● Your instructions:
In the data, extract each line that holds the string "into".

● Stored rows:
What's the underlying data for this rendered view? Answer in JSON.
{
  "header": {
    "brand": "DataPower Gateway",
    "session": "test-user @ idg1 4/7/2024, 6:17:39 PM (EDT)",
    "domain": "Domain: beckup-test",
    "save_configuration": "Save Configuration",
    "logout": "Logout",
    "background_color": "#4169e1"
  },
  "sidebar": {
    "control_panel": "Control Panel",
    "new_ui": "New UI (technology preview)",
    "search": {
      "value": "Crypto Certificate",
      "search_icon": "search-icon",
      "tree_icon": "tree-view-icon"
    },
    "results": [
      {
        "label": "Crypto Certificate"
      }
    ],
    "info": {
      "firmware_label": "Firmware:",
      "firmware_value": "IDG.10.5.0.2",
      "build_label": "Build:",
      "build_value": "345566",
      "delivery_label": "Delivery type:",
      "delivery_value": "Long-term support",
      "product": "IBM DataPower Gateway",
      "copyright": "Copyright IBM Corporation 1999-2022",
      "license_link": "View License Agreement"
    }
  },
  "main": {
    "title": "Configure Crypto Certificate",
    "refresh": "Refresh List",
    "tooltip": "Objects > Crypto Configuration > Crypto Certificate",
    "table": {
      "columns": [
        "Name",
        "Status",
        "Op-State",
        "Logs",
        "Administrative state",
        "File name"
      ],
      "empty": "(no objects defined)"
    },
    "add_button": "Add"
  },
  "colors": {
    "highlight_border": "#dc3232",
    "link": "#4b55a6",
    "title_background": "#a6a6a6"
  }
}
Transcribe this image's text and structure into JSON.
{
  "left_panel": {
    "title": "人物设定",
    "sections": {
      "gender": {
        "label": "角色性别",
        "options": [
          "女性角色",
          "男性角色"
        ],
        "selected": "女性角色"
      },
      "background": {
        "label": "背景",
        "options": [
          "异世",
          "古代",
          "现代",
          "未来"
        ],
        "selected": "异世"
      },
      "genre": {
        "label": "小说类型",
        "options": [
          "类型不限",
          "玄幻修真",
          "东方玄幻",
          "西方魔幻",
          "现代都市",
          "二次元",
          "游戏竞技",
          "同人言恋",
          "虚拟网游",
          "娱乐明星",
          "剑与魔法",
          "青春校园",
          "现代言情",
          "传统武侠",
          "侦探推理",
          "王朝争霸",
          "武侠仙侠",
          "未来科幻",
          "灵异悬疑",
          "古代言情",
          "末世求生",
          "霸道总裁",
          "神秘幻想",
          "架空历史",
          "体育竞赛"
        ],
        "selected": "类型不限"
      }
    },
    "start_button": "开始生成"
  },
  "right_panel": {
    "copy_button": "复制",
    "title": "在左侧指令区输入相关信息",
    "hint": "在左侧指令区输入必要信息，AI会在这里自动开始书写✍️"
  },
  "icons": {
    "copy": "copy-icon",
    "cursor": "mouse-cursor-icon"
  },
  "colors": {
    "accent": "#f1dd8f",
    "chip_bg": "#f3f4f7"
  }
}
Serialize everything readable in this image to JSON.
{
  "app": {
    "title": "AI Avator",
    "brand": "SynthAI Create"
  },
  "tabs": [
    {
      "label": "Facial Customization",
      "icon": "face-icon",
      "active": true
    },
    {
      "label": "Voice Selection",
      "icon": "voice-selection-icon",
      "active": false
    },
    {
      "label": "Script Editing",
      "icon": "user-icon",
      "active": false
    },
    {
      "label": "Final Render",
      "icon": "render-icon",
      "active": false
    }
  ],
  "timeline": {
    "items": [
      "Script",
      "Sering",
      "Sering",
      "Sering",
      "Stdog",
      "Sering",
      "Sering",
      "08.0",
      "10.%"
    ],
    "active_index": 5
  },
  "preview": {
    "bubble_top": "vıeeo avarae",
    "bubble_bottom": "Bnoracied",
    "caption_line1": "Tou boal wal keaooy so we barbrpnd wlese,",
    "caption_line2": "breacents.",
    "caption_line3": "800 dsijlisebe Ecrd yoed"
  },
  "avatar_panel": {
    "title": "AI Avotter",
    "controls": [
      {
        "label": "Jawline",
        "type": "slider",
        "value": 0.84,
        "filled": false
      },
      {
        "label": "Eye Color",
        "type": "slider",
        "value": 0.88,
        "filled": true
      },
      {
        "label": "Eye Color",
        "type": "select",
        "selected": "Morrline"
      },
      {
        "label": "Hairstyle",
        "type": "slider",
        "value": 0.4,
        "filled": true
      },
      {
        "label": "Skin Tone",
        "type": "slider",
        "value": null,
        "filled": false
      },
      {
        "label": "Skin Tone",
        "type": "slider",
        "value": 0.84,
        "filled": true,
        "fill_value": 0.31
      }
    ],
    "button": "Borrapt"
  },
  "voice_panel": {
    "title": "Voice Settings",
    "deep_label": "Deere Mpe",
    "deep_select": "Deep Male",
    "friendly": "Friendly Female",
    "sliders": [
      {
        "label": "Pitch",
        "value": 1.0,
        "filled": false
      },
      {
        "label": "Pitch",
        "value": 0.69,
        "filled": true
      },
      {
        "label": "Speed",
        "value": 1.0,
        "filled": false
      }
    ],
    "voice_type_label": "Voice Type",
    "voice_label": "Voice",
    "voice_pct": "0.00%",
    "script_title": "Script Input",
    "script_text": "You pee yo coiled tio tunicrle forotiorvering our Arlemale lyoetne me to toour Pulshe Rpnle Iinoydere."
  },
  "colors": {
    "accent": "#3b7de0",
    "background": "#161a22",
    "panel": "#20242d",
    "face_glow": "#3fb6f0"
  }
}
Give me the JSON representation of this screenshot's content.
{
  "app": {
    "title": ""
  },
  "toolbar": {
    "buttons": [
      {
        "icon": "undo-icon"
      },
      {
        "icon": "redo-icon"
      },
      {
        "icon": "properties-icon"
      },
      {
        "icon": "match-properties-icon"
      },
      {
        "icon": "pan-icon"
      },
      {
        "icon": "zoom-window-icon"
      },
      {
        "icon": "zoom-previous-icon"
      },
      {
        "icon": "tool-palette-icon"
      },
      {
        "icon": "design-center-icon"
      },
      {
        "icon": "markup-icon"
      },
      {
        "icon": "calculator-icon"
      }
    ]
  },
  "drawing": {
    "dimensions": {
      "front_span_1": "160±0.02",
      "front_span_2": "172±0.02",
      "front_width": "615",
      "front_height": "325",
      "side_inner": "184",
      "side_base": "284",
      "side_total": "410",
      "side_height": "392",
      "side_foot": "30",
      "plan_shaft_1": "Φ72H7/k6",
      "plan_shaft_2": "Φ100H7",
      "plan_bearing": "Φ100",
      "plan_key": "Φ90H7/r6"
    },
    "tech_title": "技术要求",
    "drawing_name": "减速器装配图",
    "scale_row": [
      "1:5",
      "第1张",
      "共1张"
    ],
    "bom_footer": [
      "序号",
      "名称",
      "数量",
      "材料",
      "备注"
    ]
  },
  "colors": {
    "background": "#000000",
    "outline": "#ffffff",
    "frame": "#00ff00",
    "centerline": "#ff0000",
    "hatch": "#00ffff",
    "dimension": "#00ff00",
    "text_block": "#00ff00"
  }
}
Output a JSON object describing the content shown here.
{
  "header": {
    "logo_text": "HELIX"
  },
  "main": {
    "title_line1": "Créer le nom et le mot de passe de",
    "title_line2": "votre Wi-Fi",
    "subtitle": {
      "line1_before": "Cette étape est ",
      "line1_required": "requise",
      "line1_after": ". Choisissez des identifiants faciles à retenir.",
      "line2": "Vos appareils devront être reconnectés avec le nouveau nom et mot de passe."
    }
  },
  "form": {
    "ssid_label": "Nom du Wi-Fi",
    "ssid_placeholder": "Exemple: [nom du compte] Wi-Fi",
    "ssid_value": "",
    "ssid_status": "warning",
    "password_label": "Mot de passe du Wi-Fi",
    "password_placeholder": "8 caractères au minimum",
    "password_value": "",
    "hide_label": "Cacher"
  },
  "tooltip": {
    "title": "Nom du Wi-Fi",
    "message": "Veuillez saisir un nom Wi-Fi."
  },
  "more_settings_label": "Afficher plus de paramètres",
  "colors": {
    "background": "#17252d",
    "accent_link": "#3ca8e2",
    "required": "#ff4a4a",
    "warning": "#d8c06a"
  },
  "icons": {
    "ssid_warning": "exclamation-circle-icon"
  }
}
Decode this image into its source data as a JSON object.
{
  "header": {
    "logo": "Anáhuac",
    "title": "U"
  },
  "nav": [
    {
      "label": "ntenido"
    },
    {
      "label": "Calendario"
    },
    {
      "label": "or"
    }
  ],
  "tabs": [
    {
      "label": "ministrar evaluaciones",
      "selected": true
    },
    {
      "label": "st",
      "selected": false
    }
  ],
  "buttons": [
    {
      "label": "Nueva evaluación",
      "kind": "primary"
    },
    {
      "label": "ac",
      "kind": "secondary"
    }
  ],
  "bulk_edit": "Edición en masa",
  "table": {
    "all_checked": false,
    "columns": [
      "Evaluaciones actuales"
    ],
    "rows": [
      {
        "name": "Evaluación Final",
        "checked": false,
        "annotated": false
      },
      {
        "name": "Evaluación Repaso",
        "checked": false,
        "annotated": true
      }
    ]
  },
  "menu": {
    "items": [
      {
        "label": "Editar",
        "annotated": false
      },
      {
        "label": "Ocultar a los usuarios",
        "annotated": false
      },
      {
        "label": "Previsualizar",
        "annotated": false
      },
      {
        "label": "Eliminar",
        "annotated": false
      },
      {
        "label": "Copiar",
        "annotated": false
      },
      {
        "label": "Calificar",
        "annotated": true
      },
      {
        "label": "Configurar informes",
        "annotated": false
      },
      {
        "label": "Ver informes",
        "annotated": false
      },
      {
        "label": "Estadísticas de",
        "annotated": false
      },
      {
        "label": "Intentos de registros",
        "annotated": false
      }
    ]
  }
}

● Result:
Transcribe this image's text and structure into JSON.
Decode this image into its source data as a JSON object.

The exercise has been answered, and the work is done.